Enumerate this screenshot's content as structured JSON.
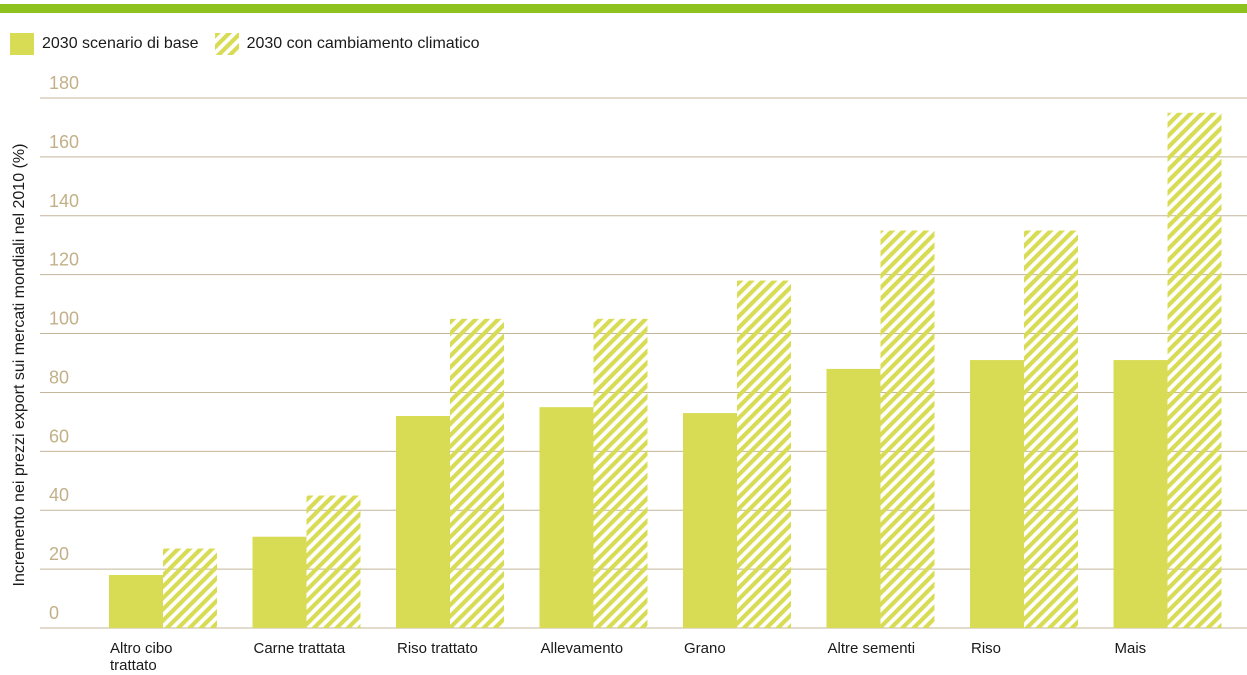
{
  "colors": {
    "accent_rule": "#8DC21F",
    "bar_base": "#D8DC55",
    "bar_hatch": "#D8DC55",
    "grid": "#C4B69A",
    "tick_label": "#C2B088",
    "text": "#1a1a1a"
  },
  "chart_data": {
    "type": "bar",
    "ylabel": "Incremento nei prezzi export sui mercati mondiali nel 2010 (%)",
    "ylim": [
      0,
      180
    ],
    "yticks": [
      0,
      20,
      40,
      60,
      80,
      100,
      120,
      140,
      160,
      180
    ],
    "grid": true,
    "legend_position": "top-left",
    "categories": [
      "Altro cibo trattato",
      "Carne trattata",
      "Riso trattato",
      "Allevamento",
      "Grano",
      "Altre sementi",
      "Riso",
      "Mais"
    ],
    "series": [
      {
        "name": "2030 scenario di base",
        "style": "solid",
        "values": [
          18,
          31,
          72,
          75,
          73,
          88,
          91,
          91
        ]
      },
      {
        "name": "2030 con cambiamento climatico",
        "style": "hatched",
        "values": [
          27,
          45,
          105,
          105,
          118,
          135,
          135,
          175
        ]
      }
    ]
  }
}
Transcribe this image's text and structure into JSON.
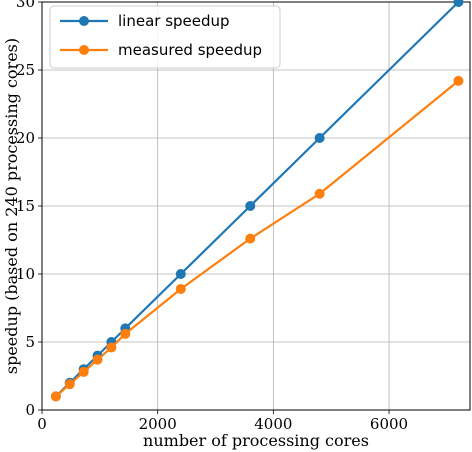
{
  "chart_data": {
    "type": "line",
    "title": "",
    "xlabel": "number of processing cores",
    "ylabel": "speedup (based on 240 processing cores)",
    "xlim": [
      0,
      7400
    ],
    "ylim": [
      0,
      30
    ],
    "xticks": [
      0,
      2000,
      4000,
      6000
    ],
    "yticks": [
      0,
      5,
      10,
      15,
      20,
      25,
      30
    ],
    "grid": true,
    "legend_position": "top-left",
    "series": [
      {
        "name": "linear speedup",
        "color": "#1f77b4",
        "x": [
          240,
          480,
          720,
          960,
          1200,
          1440,
          2400,
          3600,
          4800,
          7200
        ],
        "y": [
          1,
          2,
          3,
          4,
          5,
          6,
          10,
          15,
          20,
          30
        ]
      },
      {
        "name": "measured speedup",
        "color": "#ff7f0e",
        "x": [
          240,
          480,
          720,
          960,
          1200,
          1440,
          2400,
          3600,
          4800,
          7200
        ],
        "y": [
          1,
          1.9,
          2.8,
          3.7,
          4.6,
          5.6,
          8.9,
          12.6,
          15.9,
          24.2
        ]
      }
    ]
  }
}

## Exercise requirements:
Quote all the records verbatim, dropping any pictures from your copy.

## Answer to the exercise:
Enumerate this screenshot's content as structured JSON.
{
  "colors": {
    "accent_rule": "#8DC21F",
    "bar_base": "#D8DC55",
    "bar_hatch": "#D8DC55",
    "grid": "#C4B69A",
    "tick_label": "#C2B088",
    "text": "#1a1a1a"
  },
  "chart_data": {
    "type": "bar",
    "ylabel": "Incremento nei prezzi export sui mercati mondiali nel 2010 (%)",
    "ylim": [
      0,
      180
    ],
    "yticks": [
      0,
      20,
      40,
      60,
      80,
      100,
      120,
      140,
      160,
      180
    ],
    "grid": true,
    "legend_position": "top-left",
    "categories": [
      "Altro cibo trattato",
      "Carne trattata",
      "Riso trattato",
      "Allevamento",
      "Grano",
      "Altre sementi",
      "Riso",
      "Mais"
    ],
    "series": [
      {
        "name": "2030 scenario di base",
        "style": "solid",
        "values": [
          18,
          31,
          72,
          75,
          73,
          88,
          91,
          91
        ]
      },
      {
        "name": "2030 con cambiamento climatico",
        "style": "hatched",
        "values": [
          27,
          45,
          105,
          105,
          118,
          135,
          135,
          175
        ]
      }
    ]
  }
}
Transcribe this image's text and structure into JSON.
{
  "chart_data": {
    "type": "line",
    "title": "",
    "xlabel": "number of processing cores",
    "ylabel": "speedup (based on 240 processing cores)",
    "xlim": [
      0,
      7400
    ],
    "ylim": [
      0,
      30
    ],
    "xticks": [
      0,
      2000,
      4000,
      6000
    ],
    "yticks": [
      0,
      5,
      10,
      15,
      20,
      25,
      30
    ],
    "grid": true,
    "legend_position": "top-left",
    "series": [
      {
        "name": "linear speedup",
        "color": "#1f77b4",
        "x": [
          240,
          480,
          720,
          960,
          1200,
          1440,
          2400,
          3600,
          4800,
          7200
        ],
        "y": [
          1,
          2,
          3,
          4,
          5,
          6,
          10,
          15,
          20,
          30
        ]
      },
      {
        "name": "measured speedup",
        "color": "#ff7f0e",
        "x": [
          240,
          480,
          720,
          960,
          1200,
          1440,
          2400,
          3600,
          4800,
          7200
        ],
        "y": [
          1,
          1.9,
          2.8,
          3.7,
          4.6,
          5.6,
          8.9,
          12.6,
          15.9,
          24.2
        ]
      }
    ]
  }
}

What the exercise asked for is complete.